WRITTEN EXERCISE:
Give the listing again in full, exactly as written.

[Extracted records]
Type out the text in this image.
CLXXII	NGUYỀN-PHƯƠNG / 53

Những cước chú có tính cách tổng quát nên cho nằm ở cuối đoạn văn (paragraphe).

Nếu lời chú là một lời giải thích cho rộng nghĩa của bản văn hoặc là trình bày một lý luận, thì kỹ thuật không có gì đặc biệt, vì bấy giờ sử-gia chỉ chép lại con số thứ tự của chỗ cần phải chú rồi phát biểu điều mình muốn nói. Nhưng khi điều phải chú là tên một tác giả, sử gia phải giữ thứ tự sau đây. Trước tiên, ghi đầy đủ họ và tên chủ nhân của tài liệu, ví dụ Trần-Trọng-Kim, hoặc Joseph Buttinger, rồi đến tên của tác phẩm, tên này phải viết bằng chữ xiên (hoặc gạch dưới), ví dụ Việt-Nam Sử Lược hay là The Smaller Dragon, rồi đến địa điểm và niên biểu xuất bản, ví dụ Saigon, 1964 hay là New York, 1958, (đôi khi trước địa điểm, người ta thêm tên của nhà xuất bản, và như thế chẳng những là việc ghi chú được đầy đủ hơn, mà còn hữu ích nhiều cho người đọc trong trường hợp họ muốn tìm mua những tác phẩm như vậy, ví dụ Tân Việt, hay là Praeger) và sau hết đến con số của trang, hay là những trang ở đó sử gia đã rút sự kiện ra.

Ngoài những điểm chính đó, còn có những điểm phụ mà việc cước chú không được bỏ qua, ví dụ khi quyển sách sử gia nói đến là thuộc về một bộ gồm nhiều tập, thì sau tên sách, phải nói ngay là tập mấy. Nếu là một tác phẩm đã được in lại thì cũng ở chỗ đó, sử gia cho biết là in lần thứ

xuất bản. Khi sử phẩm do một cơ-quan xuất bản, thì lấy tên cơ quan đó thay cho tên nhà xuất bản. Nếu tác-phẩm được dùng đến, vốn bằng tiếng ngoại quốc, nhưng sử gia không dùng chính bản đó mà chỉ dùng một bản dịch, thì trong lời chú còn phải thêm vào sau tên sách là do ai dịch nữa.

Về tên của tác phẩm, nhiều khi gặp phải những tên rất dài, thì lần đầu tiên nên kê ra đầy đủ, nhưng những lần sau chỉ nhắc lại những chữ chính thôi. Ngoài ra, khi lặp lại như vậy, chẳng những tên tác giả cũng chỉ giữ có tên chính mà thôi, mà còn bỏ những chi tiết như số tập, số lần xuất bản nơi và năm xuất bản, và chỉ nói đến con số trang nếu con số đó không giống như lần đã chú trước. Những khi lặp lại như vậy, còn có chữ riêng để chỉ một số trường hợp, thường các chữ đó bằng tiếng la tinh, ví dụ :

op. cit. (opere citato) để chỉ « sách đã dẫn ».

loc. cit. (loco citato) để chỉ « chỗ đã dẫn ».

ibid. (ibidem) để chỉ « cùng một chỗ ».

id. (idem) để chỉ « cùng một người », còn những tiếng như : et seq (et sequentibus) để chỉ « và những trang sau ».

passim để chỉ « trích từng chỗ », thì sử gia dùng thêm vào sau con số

ANSWER TO THE TASK:
Type out the text in this image.
CLXXII	NGUYỀN-PHƯƠNG / 53

Những cước chú có tính cách tổng quát nên cho nằm ở cuối đoạn văn (paragraphe).

Nếu lời chú là một lời giải thích cho rộng nghĩa của bản văn hoặc là trình bày một lý luận, thì kỹ thuật không có gì đặc biệt, vì bấy giờ sử-gia chỉ chép lại con số thứ tự của chỗ cần phải chú rồi phát biểu điều mình muốn nói. Nhưng khi điều phải chú là tên một tác giả, sử gia phải giữ thứ tự sau đây. Trước tiên, ghi đầy đủ họ và tên chủ nhân của tài liệu, ví dụ Trần-Trọng-Kim, hoặc Joseph Buttinger, rồi đến tên của tác phẩm, tên này phải viết bằng chữ xiên (hoặc gạch dưới), ví dụ Việt-Nam Sử Lược hay là The Smaller Dragon, rồi đến địa điểm và niên biểu xuất bản, ví dụ Saigon, 1964 hay là New York, 1958, (đôi khi trước địa điểm, người ta thêm tên của nhà xuất bản, và như thế chẳng những là việc ghi chú được đầy đủ hơn, mà còn hữu ích nhiều cho người đọc trong trường hợp họ muốn tìm mua những tác phẩm như vậy, ví dụ Tân Việt, hay là Praeger) và sau hết đến con số của trang, hay là những trang ở đó sử gia đã rút sự kiện ra.

Ngoài những điểm chính đó, còn có những điểm phụ mà việc cước chú không được bỏ qua, ví dụ khi quyển sách sử gia nói đến là thuộc về một bộ gồm nhiều tập, thì sau tên sách, phải nói ngay là tập mấy. Nếu là một tác phẩm đã được in lại thì cũng ở chỗ đó, sử gia cho biết là in lần thứ

xuất bản. Khi sử phẩm do một cơ-quan xuất bản, thì lấy tên cơ quan đó thay cho tên nhà xuất bản. Nếu tác-phẩm được dùng đến, vốn bằng tiếng ngoại quốc, nhưng sử gia không dùng chính bản đó mà chỉ dùng một bản dịch, thì trong lời chú còn phải thêm vào sau tên sách là do ai dịch nữa.

Về tên của tác phẩm, nhiều khi gặp phải những tên rất dài, thì lần đầu tiên nên kê ra đầy đủ, nhưng những lần sau chỉ nhắc lại những chữ chính thôi. Ngoài ra, khi lặp lại như vậy, chẳng những tên tác giả cũng chỉ giữ có tên chính mà thôi, mà còn bỏ những chi tiết như số tập, số lần xuất bản nơi và năm xuất bản, và chỉ nói đến con số trang nếu con số đó không giống như lần đã chú trước. Những khi lặp lại như vậy, còn có chữ riêng để chỉ một số trường hợp, thường các chữ đó bằng tiếng la tinh, ví dụ :

op. cit. (opere citato) để chỉ « sách đã dẫn ».

loc. cit. (loco citato) để chỉ « chỗ đã dẫn ».

ibid. (ibidem) để chỉ « cùng một chỗ ».

id. (idem) để chỉ « cùng một người », còn những tiếng như : et seq (et sequentibus) để chỉ « và những trang sau ».

passim để chỉ « trích từng chỗ », thì sử gia dùng thêm vào sau con số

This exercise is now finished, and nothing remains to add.